- [What the task asks]: Identify each row below that contains the word "engine" and copy those rows in full. Case counts.

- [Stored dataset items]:
'''

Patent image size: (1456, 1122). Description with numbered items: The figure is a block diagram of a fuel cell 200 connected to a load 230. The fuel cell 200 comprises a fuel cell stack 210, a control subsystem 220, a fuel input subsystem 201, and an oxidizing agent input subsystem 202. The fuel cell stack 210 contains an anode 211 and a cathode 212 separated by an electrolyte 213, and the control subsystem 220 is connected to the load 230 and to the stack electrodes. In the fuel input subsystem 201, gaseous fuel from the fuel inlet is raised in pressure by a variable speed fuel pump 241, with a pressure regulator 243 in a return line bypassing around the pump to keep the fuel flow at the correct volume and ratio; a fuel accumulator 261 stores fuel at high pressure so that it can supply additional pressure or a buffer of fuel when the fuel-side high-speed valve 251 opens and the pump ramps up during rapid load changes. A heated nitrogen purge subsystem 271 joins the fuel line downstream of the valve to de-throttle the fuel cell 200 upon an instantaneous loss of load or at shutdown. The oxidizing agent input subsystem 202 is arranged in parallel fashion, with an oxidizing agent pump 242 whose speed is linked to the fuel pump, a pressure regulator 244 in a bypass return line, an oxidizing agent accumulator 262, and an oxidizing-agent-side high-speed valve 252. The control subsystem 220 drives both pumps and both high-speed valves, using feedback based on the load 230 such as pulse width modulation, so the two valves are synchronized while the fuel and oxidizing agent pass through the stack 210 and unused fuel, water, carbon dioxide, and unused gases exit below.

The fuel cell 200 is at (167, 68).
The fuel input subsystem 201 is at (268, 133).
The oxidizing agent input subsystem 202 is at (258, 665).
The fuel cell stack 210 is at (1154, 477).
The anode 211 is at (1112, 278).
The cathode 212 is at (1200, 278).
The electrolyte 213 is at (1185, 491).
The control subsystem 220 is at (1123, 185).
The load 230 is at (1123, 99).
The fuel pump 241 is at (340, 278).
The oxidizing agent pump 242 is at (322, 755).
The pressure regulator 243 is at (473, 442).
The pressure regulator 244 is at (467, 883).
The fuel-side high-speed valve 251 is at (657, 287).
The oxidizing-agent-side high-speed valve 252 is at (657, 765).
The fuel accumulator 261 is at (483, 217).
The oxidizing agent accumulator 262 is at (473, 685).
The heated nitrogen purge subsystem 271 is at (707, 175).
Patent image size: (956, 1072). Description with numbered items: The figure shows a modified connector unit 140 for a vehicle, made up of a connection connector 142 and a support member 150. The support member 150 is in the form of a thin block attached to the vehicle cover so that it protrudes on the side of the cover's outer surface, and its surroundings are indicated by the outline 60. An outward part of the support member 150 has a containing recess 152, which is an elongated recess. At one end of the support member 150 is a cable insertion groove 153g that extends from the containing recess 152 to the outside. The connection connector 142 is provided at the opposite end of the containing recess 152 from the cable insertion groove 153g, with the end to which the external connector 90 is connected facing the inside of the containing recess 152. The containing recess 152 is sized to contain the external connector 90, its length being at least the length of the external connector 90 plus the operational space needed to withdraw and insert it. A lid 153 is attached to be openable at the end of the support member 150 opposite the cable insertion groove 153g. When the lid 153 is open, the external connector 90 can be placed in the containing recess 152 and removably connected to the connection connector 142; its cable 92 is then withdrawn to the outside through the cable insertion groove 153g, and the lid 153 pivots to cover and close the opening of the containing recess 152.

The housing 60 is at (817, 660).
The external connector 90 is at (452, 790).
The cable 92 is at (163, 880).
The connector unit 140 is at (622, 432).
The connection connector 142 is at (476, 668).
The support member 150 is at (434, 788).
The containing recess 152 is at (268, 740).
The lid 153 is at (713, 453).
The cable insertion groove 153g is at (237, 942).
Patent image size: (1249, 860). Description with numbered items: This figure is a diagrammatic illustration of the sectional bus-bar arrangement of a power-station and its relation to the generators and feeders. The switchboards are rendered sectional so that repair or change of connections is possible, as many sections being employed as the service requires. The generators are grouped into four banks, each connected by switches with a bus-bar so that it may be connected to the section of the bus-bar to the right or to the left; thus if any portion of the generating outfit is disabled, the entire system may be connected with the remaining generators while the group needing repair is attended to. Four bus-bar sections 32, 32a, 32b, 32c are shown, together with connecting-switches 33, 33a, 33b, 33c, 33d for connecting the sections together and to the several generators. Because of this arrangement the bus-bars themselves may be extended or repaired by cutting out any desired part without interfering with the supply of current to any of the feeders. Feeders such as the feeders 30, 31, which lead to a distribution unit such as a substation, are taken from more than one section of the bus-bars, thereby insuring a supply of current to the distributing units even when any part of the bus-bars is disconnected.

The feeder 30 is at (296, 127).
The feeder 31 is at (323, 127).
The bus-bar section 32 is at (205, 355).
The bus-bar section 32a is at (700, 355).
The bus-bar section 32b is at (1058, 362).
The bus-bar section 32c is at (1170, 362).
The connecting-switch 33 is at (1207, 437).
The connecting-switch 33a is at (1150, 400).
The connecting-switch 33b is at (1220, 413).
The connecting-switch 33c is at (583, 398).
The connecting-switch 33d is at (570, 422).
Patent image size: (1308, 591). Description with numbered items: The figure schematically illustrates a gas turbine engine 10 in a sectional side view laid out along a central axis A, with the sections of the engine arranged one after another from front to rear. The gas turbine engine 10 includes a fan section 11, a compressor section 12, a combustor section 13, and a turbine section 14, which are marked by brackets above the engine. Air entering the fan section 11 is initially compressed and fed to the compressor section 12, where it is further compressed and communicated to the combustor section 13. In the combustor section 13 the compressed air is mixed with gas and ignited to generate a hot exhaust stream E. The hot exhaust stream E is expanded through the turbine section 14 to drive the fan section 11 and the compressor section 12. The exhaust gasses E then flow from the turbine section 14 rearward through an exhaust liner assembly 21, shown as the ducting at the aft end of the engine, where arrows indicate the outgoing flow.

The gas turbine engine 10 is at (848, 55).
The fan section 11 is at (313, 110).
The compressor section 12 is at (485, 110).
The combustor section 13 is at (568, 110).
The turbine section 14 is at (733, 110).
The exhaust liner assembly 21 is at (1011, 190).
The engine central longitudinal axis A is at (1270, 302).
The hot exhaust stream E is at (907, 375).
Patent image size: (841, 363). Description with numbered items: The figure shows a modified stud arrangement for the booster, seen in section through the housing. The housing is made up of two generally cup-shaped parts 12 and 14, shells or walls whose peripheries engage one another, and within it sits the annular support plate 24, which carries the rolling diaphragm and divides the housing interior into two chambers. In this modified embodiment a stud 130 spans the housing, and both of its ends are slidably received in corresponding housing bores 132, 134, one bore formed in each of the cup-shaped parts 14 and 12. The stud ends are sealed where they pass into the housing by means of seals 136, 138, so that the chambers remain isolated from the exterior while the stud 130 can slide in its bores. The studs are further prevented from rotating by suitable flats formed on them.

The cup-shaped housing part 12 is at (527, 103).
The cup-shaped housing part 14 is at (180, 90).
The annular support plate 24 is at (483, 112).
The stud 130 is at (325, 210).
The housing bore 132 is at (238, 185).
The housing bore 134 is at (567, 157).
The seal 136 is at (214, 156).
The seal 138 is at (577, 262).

'''

- [Task answer]:
Patent image size: (1308, 591). Description with numbered items: The figure schematically illustrates a gas turbine engine 10 in a sectional side view laid out along a central axis A, with the sections of the engine arranged one after another from front to rear. The gas turbine engine 10 includes a fan section 11, a compressor section 12, a combustor section 13, and a turbine section 14, which are marked by brackets above the engine. Air entering the fan section 11 is initially compressed and fed to the compressor section 12, where it is further compressed and communicated to the combustor section 13. In the combustor section 13 the compressed air is mixed with gas and ignited to generate a hot exhaust stream E. The hot exhaust stream E is expanded through the turbine section 14 to drive the fan section 11 and the compressor section 12. The exhaust gasses E then flow from the turbine section 14 rearward through an exhaust liner assembly 21, shown as the ducting at the aft end of the engine, where arrows indicate the outgoing flow.
The gas turbine engine 10 is at (848, 55).
The engine central longitudinal axis A is at (1270, 302).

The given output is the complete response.